» What this task involves
Omit the pictures and extract only the lines from the line containing "What data populates" to the end of the material, each exactly as written.

--- begin Data for the task ---

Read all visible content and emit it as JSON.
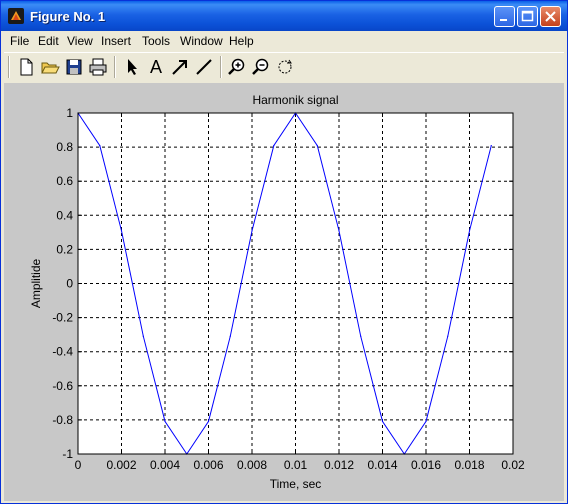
{
  "window": {
    "title": "Figure No. 1",
    "icon": "matlab-logo-icon"
  },
  "menu": [
    {
      "label": "File"
    },
    {
      "label": "Edit"
    },
    {
      "label": "View"
    },
    {
      "label": "Insert"
    },
    {
      "label": "Tools"
    },
    {
      "label": "Window"
    },
    {
      "label": "Help"
    }
  ],
  "toolbar": {
    "tools": [
      "new-file-icon",
      "open-folder-icon",
      "save-icon",
      "print-icon",
      "select-arrow-icon",
      "insert-text-icon",
      "insert-arrow-icon",
      "insert-line-icon",
      "zoom-in-icon",
      "zoom-out-icon",
      "rotate-icon"
    ],
    "text_tool_label": "A"
  },
  "chart_data": {
    "type": "line",
    "title": "Harmonik signal",
    "xlabel": "Time, sec",
    "ylabel": "Amplitide",
    "xlim": [
      0,
      0.02
    ],
    "ylim": [
      -1,
      1
    ],
    "grid": true,
    "xticks": [
      "0",
      "0.002",
      "0.004",
      "0.006",
      "0.008",
      "0.01",
      "0.012",
      "0.014",
      "0.016",
      "0.018",
      "0.02"
    ],
    "yticks": [
      "1",
      "0.8",
      "0.6",
      "0.4",
      "0.2",
      "0",
      "-0.2",
      "-0.4",
      "-0.6",
      "-0.8",
      "-1"
    ],
    "line_color": "#0000ff",
    "series": [
      {
        "x": [
          0,
          0.001,
          0.002,
          0.003,
          0.004,
          0.005,
          0.006,
          0.007,
          0.008,
          0.009,
          0.01,
          0.011,
          0.012,
          0.013,
          0.014,
          0.015,
          0.016,
          0.017,
          0.018,
          0.019
        ],
        "values": [
          1,
          0.809,
          0.309,
          -0.309,
          -0.809,
          -1,
          -0.809,
          -0.309,
          0.309,
          0.809,
          1,
          0.809,
          0.309,
          -0.309,
          -0.809,
          -1,
          -0.809,
          -0.309,
          0.309,
          0.809
        ]
      }
    ]
  }
}
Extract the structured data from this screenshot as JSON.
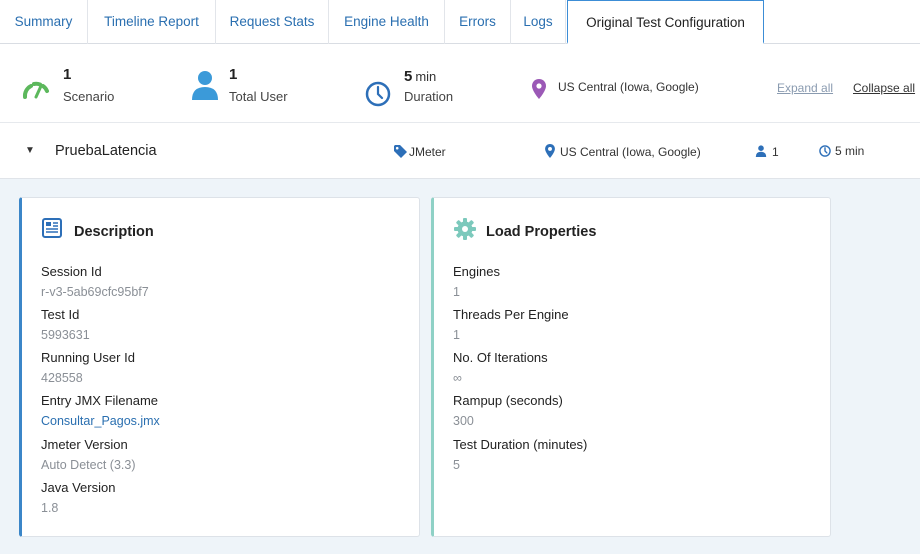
{
  "tabs": [
    {
      "label": "Summary"
    },
    {
      "label": "Timeline Report"
    },
    {
      "label": "Request Stats"
    },
    {
      "label": "Engine Health"
    },
    {
      "label": "Errors"
    },
    {
      "label": "Logs"
    },
    {
      "label": "Original Test Configuration",
      "active": true
    }
  ],
  "summary": {
    "scenarios": {
      "value": "1",
      "label": "Scenario",
      "icon": "gauge-icon"
    },
    "users": {
      "value": "1",
      "label": "Total User",
      "icon": "user-icon"
    },
    "duration": {
      "value": "5",
      "unit": "min",
      "label": "Duration",
      "icon": "clock-icon"
    },
    "location": {
      "text": "US Central (Iowa, Google)",
      "icon": "location-pin-icon"
    },
    "expand_all": "Expand all",
    "collapse_all": "Collapse all"
  },
  "scenario": {
    "name": "PruebaLatencia",
    "engine": "JMeter",
    "location": "US Central (Iowa, Google)",
    "users": "1",
    "duration": "5 min"
  },
  "description": {
    "title": "Description",
    "fields": [
      {
        "label": "Session Id",
        "value": "r-v3-5ab69cfc95bf7"
      },
      {
        "label": "Test Id",
        "value": "5993631"
      },
      {
        "label": "Running User Id",
        "value": "428558"
      },
      {
        "label": "Entry JMX Filename",
        "value": "Consultar_Pagos.jmx"
      },
      {
        "label": "Jmeter Version",
        "value": "Auto Detect (3.3)"
      },
      {
        "label": "Java Version",
        "value": "1.8"
      }
    ]
  },
  "load_properties": {
    "title": "Load Properties",
    "fields": [
      {
        "label": "Engines",
        "value": "1"
      },
      {
        "label": "Threads Per Engine",
        "value": "1"
      },
      {
        "label": "No. Of Iterations",
        "value": "∞"
      },
      {
        "label": "Rampup (seconds)",
        "value": "300"
      },
      {
        "label": "Test Duration (minutes)",
        "value": "5"
      }
    ]
  },
  "colors": {
    "link": "#2a6fb0",
    "accent_blue": "#3b86c8",
    "accent_teal": "#8fd1c6",
    "gauge_green": "#5cb85c",
    "location_purple": "#9b59b6",
    "user_blue": "#3b9ad9"
  }
}
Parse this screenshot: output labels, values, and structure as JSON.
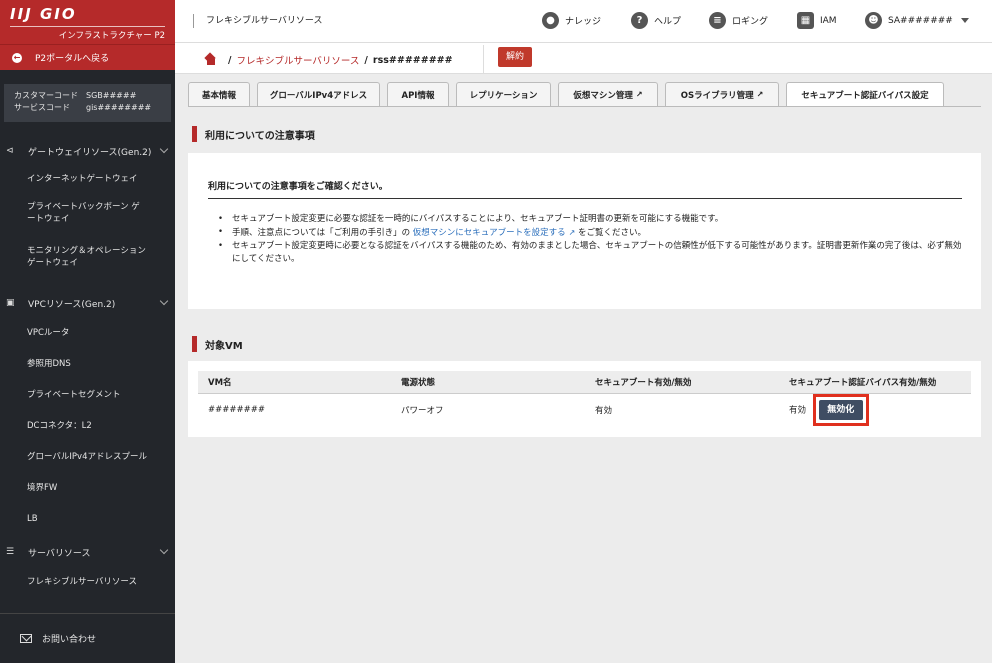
{
  "sidebar": {
    "logo": "IIJ GIO",
    "logo_sub": "インフラストラクチャー P2",
    "back_label": "P2ポータルへ戻る",
    "customer_code_label": "カスタマーコード",
    "customer_code_value": "SGB#####",
    "service_code_label": "サービスコード",
    "service_code_value": "gis########",
    "sections": [
      {
        "label": "ゲートウェイリソース(Gen.2)",
        "items": [
          "インターネットゲートウェイ",
          "プライベートバックボーン ゲートウェイ",
          "モニタリング＆オペレーション ゲートウェイ"
        ]
      },
      {
        "label": "VPCリソース(Gen.2)",
        "items": [
          "VPCルータ",
          "参照用DNS",
          "プライベートセグメント",
          "DCコネクタ：L2",
          "グローバルIPv4アドレスプール",
          "境界FW",
          "LB"
        ]
      },
      {
        "label": "サーバリソース",
        "items": [
          "フレキシブルサーバリソース"
        ]
      }
    ],
    "contact_label": "お問い合わせ"
  },
  "header": {
    "title": "フレキシブルサーバリソース",
    "nav": {
      "knowledge": "ナレッジ",
      "help": "ヘルプ",
      "logging": "ロギング",
      "iam": "IAM",
      "user": "SA#######"
    }
  },
  "breadcrumb": {
    "link": "フレキシブルサーバリソース",
    "current": "rss########",
    "cancel_button": "解約"
  },
  "tabs": [
    "基本情報",
    "グローバルIPv4アドレス",
    "API情報",
    "レプリケーション",
    "仮想マシン管理",
    "OSライブラリ管理",
    "セキュアブート認証バイパス設定"
  ],
  "notice": {
    "heading": "利用についての注意事項",
    "title": "利用についての注意事項をご確認ください。",
    "bullet1": "セキュアブート設定変更に必要な認証を一時的にバイパスすることにより、セキュアブート証明書の更新を可能にする機能です。",
    "bullet2_pre": "手順、注意点については「ご利用の手引き」の",
    "bullet2_link": "仮想マシンにセキュアブートを設定する",
    "bullet2_post": "をご覧ください。",
    "bullet3": "セキュアブート設定変更時に必要となる認証をバイパスする機能のため、有効のままとした場合、セキュアブートの信頼性が低下する可能性があります。証明書更新作業の完了後は、必ず無効にしてください。"
  },
  "target_vm": {
    "heading": "対象VM",
    "columns": [
      "VM名",
      "電源状態",
      "セキュアブート有効/無効",
      "セキュアブート認証バイパス有効/無効"
    ],
    "row": {
      "name": "########",
      "power": "パワーオフ",
      "secure_boot": "有効",
      "bypass": "有効",
      "disable_button": "無効化"
    }
  }
}
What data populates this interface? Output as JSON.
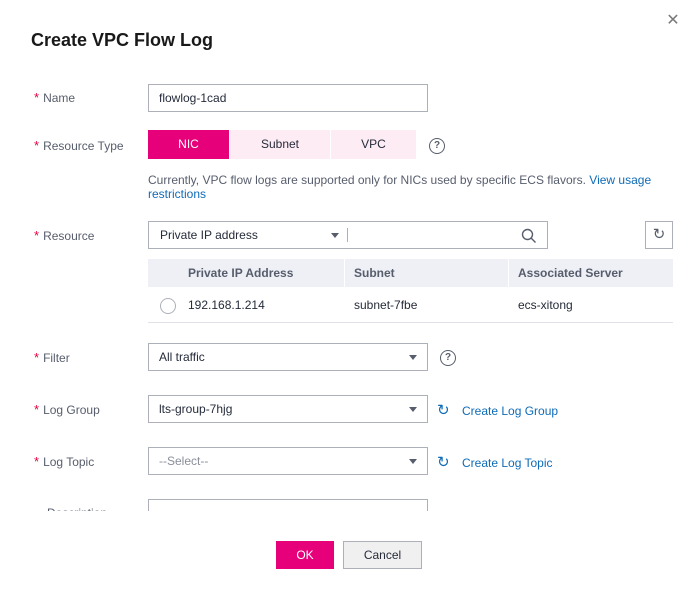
{
  "dialog": {
    "title": "Create VPC Flow Log",
    "close_symbol": "✕"
  },
  "required_mark": "*",
  "name_field": {
    "label": "Name",
    "value": "flowlog-1cad"
  },
  "resource_type": {
    "label": "Resource Type",
    "options": [
      "NIC",
      "Subnet",
      "VPC"
    ],
    "selected": "NIC",
    "help_symbol": "?",
    "hint_text": "Currently, VPC flow logs are supported only for NICs used by specific ECS flavors.",
    "hint_link": "View usage restrictions"
  },
  "resource": {
    "label": "Resource",
    "search_type": "Private IP address",
    "search_value": "",
    "refresh_symbol": "↻",
    "table": {
      "columns": [
        "Private IP Address",
        "Subnet",
        "Associated Server"
      ],
      "rows": [
        {
          "ip": "192.168.1.214",
          "subnet": "subnet-7fbe",
          "server": "ecs-xitong"
        }
      ]
    }
  },
  "filter_field": {
    "label": "Filter",
    "value": "All traffic",
    "help_symbol": "?"
  },
  "log_group": {
    "label": "Log Group",
    "value": "lts-group-7hjg",
    "refresh_symbol": "↻",
    "create_link": "Create Log Group"
  },
  "log_topic": {
    "label": "Log Topic",
    "value": "--Select--",
    "refresh_symbol": "↻",
    "create_link": "Create Log Topic"
  },
  "description": {
    "label": "Description",
    "value": ""
  },
  "footer": {
    "ok_label": "OK",
    "cancel_label": "Cancel"
  },
  "colors": {
    "accent": "#e6007a",
    "link": "#0f6bb7",
    "required": "#e6003e"
  },
  "icons": {
    "close": "close-icon",
    "help": "help-icon",
    "search": "search-icon",
    "refresh": "refresh-icon",
    "dropdown": "chevron-down-icon"
  }
}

--- end Data for the task ---

» Solved exercise
What data populates this interface? Output as JSON.
{
  "dialog": {
    "title": "Create VPC Flow Log",
    "close_symbol": "✕"
  },
  "required_mark": "*",
  "name_field": {
    "label": "Name",
    "value": "flowlog-1cad"
  },
  "resource_type": {
    "label": "Resource Type",
    "options": [
      "NIC",
      "Subnet",
      "VPC"
    ],
    "selected": "NIC",
    "help_symbol": "?",
    "hint_text": "Currently, VPC flow logs are supported only for NICs used by specific ECS flavors.",
    "hint_link": "View usage restrictions"
  },
  "resource": {
    "label": "Resource",
    "search_type": "Private IP address",
    "search_value": "",
    "refresh_symbol": "↻",
    "table": {
      "columns": [
        "Private IP Address",
        "Subnet",
        "Associated Server"
      ],
      "rows": [
        {
          "ip": "192.168.1.214",
          "subnet": "subnet-7fbe",
          "server": "ecs-xitong"
        }
      ]
    }
  },
  "filter_field": {
    "label": "Filter",
    "value": "All traffic",
    "help_symbol": "?"
  },
  "log_group": {
    "label": "Log Group",
    "value": "lts-group-7hjg",
    "refresh_symbol": "↻",
    "create_link": "Create Log Group"
  },
  "log_topic": {
    "label": "Log Topic",
    "value": "--Select--",
    "refresh_symbol": "↻",
    "create_link": "Create Log Topic"
  },
  "description": {
    "label": "Description",
    "value": ""
  },
  "footer": {
    "ok_label": "OK",
    "cancel_label": "Cancel"
  },
  "colors": {
    "accent": "#e6007a",
    "link": "#0f6bb7",
    "required": "#e6003e"
  },
  "icons": {
    "close": "close-icon",
    "help": "help-icon",
    "search": "search-icon",
    "refresh": "refresh-icon",
    "dropdown": "chevron-down-icon"
  }
}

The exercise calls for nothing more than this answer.